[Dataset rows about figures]
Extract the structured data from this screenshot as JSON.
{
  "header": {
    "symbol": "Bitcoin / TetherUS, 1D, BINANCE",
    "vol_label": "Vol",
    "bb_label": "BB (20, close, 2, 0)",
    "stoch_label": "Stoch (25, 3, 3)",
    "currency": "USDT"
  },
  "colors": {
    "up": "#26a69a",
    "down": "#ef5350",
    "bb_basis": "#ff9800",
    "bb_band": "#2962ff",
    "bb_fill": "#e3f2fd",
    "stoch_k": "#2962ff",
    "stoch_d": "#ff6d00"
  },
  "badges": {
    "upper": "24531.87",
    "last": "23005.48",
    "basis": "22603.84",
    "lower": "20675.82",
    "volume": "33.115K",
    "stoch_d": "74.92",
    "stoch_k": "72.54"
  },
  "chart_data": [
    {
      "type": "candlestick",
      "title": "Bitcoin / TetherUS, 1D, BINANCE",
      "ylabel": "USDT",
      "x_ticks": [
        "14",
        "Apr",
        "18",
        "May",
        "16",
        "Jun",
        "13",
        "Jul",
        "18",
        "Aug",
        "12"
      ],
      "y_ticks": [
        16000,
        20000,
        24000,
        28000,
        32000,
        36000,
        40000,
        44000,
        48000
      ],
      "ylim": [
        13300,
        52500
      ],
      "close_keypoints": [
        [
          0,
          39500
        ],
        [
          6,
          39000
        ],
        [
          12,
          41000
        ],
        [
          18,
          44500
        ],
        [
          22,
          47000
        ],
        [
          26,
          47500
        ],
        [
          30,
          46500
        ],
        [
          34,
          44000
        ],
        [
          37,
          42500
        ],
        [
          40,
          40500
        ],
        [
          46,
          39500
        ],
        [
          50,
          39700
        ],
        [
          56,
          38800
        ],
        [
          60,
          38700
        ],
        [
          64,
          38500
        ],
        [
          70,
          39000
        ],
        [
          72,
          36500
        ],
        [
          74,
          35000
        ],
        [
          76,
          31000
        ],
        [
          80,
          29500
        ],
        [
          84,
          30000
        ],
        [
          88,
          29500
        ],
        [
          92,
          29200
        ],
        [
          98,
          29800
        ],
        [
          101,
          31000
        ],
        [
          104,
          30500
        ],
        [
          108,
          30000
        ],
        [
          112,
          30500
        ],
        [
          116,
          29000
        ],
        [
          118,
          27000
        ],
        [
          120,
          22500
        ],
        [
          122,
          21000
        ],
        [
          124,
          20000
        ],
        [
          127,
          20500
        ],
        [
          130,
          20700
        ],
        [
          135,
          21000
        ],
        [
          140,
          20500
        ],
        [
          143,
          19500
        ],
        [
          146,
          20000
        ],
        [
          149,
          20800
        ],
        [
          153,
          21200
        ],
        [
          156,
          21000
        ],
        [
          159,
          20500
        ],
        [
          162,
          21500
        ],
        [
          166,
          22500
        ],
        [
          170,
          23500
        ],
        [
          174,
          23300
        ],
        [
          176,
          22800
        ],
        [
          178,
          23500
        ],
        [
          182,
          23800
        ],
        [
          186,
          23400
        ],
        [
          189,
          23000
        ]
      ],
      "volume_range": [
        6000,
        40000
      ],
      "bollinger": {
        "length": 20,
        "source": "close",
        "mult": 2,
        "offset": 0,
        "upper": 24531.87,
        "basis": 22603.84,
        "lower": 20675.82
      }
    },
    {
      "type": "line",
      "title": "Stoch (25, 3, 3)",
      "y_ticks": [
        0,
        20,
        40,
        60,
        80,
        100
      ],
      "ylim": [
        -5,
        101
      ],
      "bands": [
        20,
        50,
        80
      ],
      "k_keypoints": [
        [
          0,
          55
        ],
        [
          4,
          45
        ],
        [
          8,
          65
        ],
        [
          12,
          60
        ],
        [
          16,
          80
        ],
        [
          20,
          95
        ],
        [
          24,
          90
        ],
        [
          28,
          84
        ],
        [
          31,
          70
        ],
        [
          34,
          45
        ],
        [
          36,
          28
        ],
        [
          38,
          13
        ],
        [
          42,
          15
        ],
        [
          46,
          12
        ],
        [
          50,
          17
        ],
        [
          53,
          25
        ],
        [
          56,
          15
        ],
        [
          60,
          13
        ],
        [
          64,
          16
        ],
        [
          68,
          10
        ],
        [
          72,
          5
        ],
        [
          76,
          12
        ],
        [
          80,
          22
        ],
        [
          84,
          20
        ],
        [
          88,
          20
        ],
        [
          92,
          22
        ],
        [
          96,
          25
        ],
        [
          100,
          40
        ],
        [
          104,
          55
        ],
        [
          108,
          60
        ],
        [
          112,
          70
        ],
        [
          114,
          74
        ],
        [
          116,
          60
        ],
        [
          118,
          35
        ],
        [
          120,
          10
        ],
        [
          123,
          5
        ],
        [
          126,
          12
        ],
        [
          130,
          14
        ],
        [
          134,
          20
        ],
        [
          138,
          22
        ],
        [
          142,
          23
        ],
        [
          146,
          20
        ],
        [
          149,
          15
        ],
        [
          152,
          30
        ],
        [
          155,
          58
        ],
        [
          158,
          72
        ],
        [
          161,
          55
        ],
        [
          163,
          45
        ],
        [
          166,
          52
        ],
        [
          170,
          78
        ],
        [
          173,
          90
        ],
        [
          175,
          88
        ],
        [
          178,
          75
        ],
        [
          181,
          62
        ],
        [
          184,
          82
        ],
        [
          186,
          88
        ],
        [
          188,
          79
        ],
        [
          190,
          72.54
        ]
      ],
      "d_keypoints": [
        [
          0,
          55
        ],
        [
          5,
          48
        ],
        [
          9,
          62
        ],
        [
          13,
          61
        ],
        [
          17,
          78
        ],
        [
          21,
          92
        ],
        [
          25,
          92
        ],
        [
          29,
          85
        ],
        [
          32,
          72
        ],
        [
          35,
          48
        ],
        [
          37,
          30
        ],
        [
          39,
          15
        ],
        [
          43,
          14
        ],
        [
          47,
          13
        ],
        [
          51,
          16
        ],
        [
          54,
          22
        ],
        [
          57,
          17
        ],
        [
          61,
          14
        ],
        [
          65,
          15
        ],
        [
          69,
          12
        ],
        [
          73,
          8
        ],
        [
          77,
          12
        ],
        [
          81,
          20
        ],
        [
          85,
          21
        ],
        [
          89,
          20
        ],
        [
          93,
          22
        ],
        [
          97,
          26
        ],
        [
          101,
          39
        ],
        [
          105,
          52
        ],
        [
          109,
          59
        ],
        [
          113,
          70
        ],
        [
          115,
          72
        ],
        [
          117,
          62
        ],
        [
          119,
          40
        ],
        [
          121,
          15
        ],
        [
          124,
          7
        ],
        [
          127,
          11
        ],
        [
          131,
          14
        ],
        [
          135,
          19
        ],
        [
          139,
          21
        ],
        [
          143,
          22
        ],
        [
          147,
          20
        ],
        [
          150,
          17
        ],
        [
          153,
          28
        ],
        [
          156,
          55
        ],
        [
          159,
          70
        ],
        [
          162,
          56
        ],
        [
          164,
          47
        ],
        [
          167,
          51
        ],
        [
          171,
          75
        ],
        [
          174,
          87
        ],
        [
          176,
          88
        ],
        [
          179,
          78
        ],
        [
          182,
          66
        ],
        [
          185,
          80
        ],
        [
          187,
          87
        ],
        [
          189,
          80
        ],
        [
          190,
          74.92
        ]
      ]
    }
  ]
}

CHALLENGE>
Exactly as shown above, return every record.

THE SOLUTION>
Extract the structured data from this screenshot as JSON.
{
  "header": {
    "symbol": "Bitcoin / TetherUS, 1D, BINANCE",
    "vol_label": "Vol",
    "bb_label": "BB (20, close, 2, 0)",
    "stoch_label": "Stoch (25, 3, 3)",
    "currency": "USDT"
  },
  "colors": {
    "up": "#26a69a",
    "down": "#ef5350",
    "bb_basis": "#ff9800",
    "bb_band": "#2962ff",
    "bb_fill": "#e3f2fd",
    "stoch_k": "#2962ff",
    "stoch_d": "#ff6d00"
  },
  "badges": {
    "upper": "24531.87",
    "last": "23005.48",
    "basis": "22603.84",
    "lower": "20675.82",
    "volume": "33.115K",
    "stoch_d": "74.92",
    "stoch_k": "72.54"
  },
  "chart_data": [
    {
      "type": "candlestick",
      "title": "Bitcoin / TetherUS, 1D, BINANCE",
      "ylabel": "USDT",
      "x_ticks": [
        "14",
        "Apr",
        "18",
        "May",
        "16",
        "Jun",
        "13",
        "Jul",
        "18",
        "Aug",
        "12"
      ],
      "y_ticks": [
        16000,
        20000,
        24000,
        28000,
        32000,
        36000,
        40000,
        44000,
        48000
      ],
      "ylim": [
        13300,
        52500
      ],
      "close_keypoints": [
        [
          0,
          39500
        ],
        [
          6,
          39000
        ],
        [
          12,
          41000
        ],
        [
          18,
          44500
        ],
        [
          22,
          47000
        ],
        [
          26,
          47500
        ],
        [
          30,
          46500
        ],
        [
          34,
          44000
        ],
        [
          37,
          42500
        ],
        [
          40,
          40500
        ],
        [
          46,
          39500
        ],
        [
          50,
          39700
        ],
        [
          56,
          38800
        ],
        [
          60,
          38700
        ],
        [
          64,
          38500
        ],
        [
          70,
          39000
        ],
        [
          72,
          36500
        ],
        [
          74,
          35000
        ],
        [
          76,
          31000
        ],
        [
          80,
          29500
        ],
        [
          84,
          30000
        ],
        [
          88,
          29500
        ],
        [
          92,
          29200
        ],
        [
          98,
          29800
        ],
        [
          101,
          31000
        ],
        [
          104,
          30500
        ],
        [
          108,
          30000
        ],
        [
          112,
          30500
        ],
        [
          116,
          29000
        ],
        [
          118,
          27000
        ],
        [
          120,
          22500
        ],
        [
          122,
          21000
        ],
        [
          124,
          20000
        ],
        [
          127,
          20500
        ],
        [
          130,
          20700
        ],
        [
          135,
          21000
        ],
        [
          140,
          20500
        ],
        [
          143,
          19500
        ],
        [
          146,
          20000
        ],
        [
          149,
          20800
        ],
        [
          153,
          21200
        ],
        [
          156,
          21000
        ],
        [
          159,
          20500
        ],
        [
          162,
          21500
        ],
        [
          166,
          22500
        ],
        [
          170,
          23500
        ],
        [
          174,
          23300
        ],
        [
          176,
          22800
        ],
        [
          178,
          23500
        ],
        [
          182,
          23800
        ],
        [
          186,
          23400
        ],
        [
          189,
          23000
        ]
      ],
      "volume_range": [
        6000,
        40000
      ],
      "bollinger": {
        "length": 20,
        "source": "close",
        "mult": 2,
        "offset": 0,
        "upper": 24531.87,
        "basis": 22603.84,
        "lower": 20675.82
      }
    },
    {
      "type": "line",
      "title": "Stoch (25, 3, 3)",
      "y_ticks": [
        0,
        20,
        40,
        60,
        80,
        100
      ],
      "ylim": [
        -5,
        101
      ],
      "bands": [
        20,
        50,
        80
      ],
      "k_keypoints": [
        [
          0,
          55
        ],
        [
          4,
          45
        ],
        [
          8,
          65
        ],
        [
          12,
          60
        ],
        [
          16,
          80
        ],
        [
          20,
          95
        ],
        [
          24,
          90
        ],
        [
          28,
          84
        ],
        [
          31,
          70
        ],
        [
          34,
          45
        ],
        [
          36,
          28
        ],
        [
          38,
          13
        ],
        [
          42,
          15
        ],
        [
          46,
          12
        ],
        [
          50,
          17
        ],
        [
          53,
          25
        ],
        [
          56,
          15
        ],
        [
          60,
          13
        ],
        [
          64,
          16
        ],
        [
          68,
          10
        ],
        [
          72,
          5
        ],
        [
          76,
          12
        ],
        [
          80,
          22
        ],
        [
          84,
          20
        ],
        [
          88,
          20
        ],
        [
          92,
          22
        ],
        [
          96,
          25
        ],
        [
          100,
          40
        ],
        [
          104,
          55
        ],
        [
          108,
          60
        ],
        [
          112,
          70
        ],
        [
          114,
          74
        ],
        [
          116,
          60
        ],
        [
          118,
          35
        ],
        [
          120,
          10
        ],
        [
          123,
          5
        ],
        [
          126,
          12
        ],
        [
          130,
          14
        ],
        [
          134,
          20
        ],
        [
          138,
          22
        ],
        [
          142,
          23
        ],
        [
          146,
          20
        ],
        [
          149,
          15
        ],
        [
          152,
          30
        ],
        [
          155,
          58
        ],
        [
          158,
          72
        ],
        [
          161,
          55
        ],
        [
          163,
          45
        ],
        [
          166,
          52
        ],
        [
          170,
          78
        ],
        [
          173,
          90
        ],
        [
          175,
          88
        ],
        [
          178,
          75
        ],
        [
          181,
          62
        ],
        [
          184,
          82
        ],
        [
          186,
          88
        ],
        [
          188,
          79
        ],
        [
          190,
          72.54
        ]
      ],
      "d_keypoints": [
        [
          0,
          55
        ],
        [
          5,
          48
        ],
        [
          9,
          62
        ],
        [
          13,
          61
        ],
        [
          17,
          78
        ],
        [
          21,
          92
        ],
        [
          25,
          92
        ],
        [
          29,
          85
        ],
        [
          32,
          72
        ],
        [
          35,
          48
        ],
        [
          37,
          30
        ],
        [
          39,
          15
        ],
        [
          43,
          14
        ],
        [
          47,
          13
        ],
        [
          51,
          16
        ],
        [
          54,
          22
        ],
        [
          57,
          17
        ],
        [
          61,
          14
        ],
        [
          65,
          15
        ],
        [
          69,
          12
        ],
        [
          73,
          8
        ],
        [
          77,
          12
        ],
        [
          81,
          20
        ],
        [
          85,
          21
        ],
        [
          89,
          20
        ],
        [
          93,
          22
        ],
        [
          97,
          26
        ],
        [
          101,
          39
        ],
        [
          105,
          52
        ],
        [
          109,
          59
        ],
        [
          113,
          70
        ],
        [
          115,
          72
        ],
        [
          117,
          62
        ],
        [
          119,
          40
        ],
        [
          121,
          15
        ],
        [
          124,
          7
        ],
        [
          127,
          11
        ],
        [
          131,
          14
        ],
        [
          135,
          19
        ],
        [
          139,
          21
        ],
        [
          143,
          22
        ],
        [
          147,
          20
        ],
        [
          150,
          17
        ],
        [
          153,
          28
        ],
        [
          156,
          55
        ],
        [
          159,
          70
        ],
        [
          162,
          56
        ],
        [
          164,
          47
        ],
        [
          167,
          51
        ],
        [
          171,
          75
        ],
        [
          174,
          87
        ],
        [
          176,
          88
        ],
        [
          179,
          78
        ],
        [
          182,
          66
        ],
        [
          185,
          80
        ],
        [
          187,
          87
        ],
        [
          189,
          80
        ],
        [
          190,
          74.92
        ]
      ]
    }
  ]
}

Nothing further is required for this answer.